§ **Given instruction**: From the entries below, report how many lines contain the string "desc". Give only that number.

— start —

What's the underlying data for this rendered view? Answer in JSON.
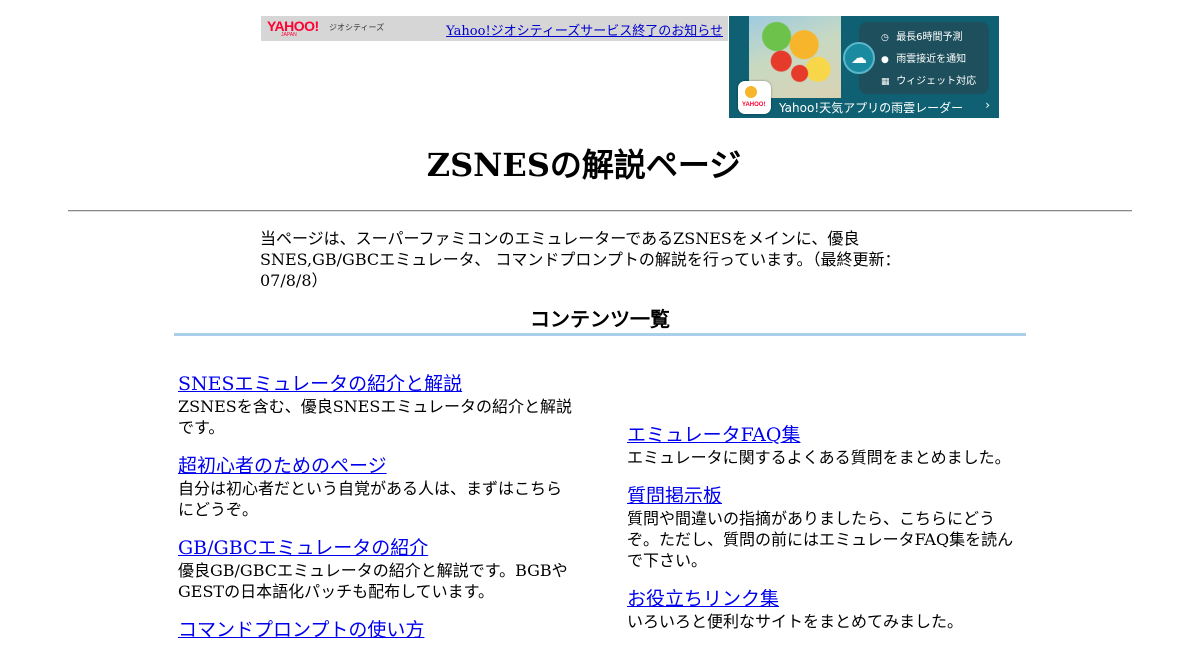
{
  "geocities_bar": {
    "logo_text": "YAHOO!",
    "logo_sub": "JAPAN",
    "logo_service": "ジオシティーズ",
    "notice_link": "Yahoo!ジオシティーズサービス終了のお知らせ"
  },
  "ad": {
    "features": [
      {
        "icon": "clock-icon",
        "glyph": "◷",
        "label": "最長6時間予測"
      },
      {
        "icon": "pin-icon",
        "glyph": "●",
        "label": "雨雲接近を通知"
      },
      {
        "icon": "widget-icon",
        "glyph": "▦",
        "label": "ウィジェット対応"
      }
    ],
    "app_icon_label": "YAHOO!",
    "cta": "Yahoo!天気アプリの雨雲レーダー",
    "chevron": "›"
  },
  "page": {
    "title": "ZSNESの解説ページ",
    "intro": "当ページは、スーパーファミコンのエミュレーターであるZSNESをメインに、優良SNES,GB/GBCエミュレータ、 コマンドプロンプトの解説を行っています。（最終更新：07/8/8）",
    "contents_heading": "コンテンツ一覧"
  },
  "contents": {
    "left": [
      {
        "link": "SNESエミュレータの紹介と解説",
        "desc": "ZSNESを含む、優良SNESエミュレータの紹介と解説です。"
      },
      {
        "link": "超初心者のためのページ",
        "desc": "自分は初心者だという自覚がある人は、まずはこちらにどうぞ。"
      },
      {
        "link": "GB/GBCエミュレータの紹介",
        "desc": "優良GB/GBCエミュレータの紹介と解説です。BGBやGESTの日本語化パッチも配布しています。"
      },
      {
        "link": "コマンドプロンプトの使い方",
        "desc": ""
      }
    ],
    "right": [
      {
        "link": "エミュレータFAQ集",
        "desc": "エミュレータに関するよくある質問をまとめました。"
      },
      {
        "link": "質問掲示板",
        "desc": "質問や間違いの指摘がありましたら、こちらにどうぞ。ただし、質問の前にはエミュレータFAQ集を読んで下さい。"
      },
      {
        "link": "お役立ちリンク集",
        "desc": "いろいろと便利なサイトをまとめてみました。"
      }
    ]
  },
  "colors": {
    "link": "#0000ee",
    "contents_rule": "#a9d0ea",
    "geo_bar_bg": "#d6d6d6",
    "ad_bg": "#0e6072"
  }
}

— end —

§ **Finished answer**: 7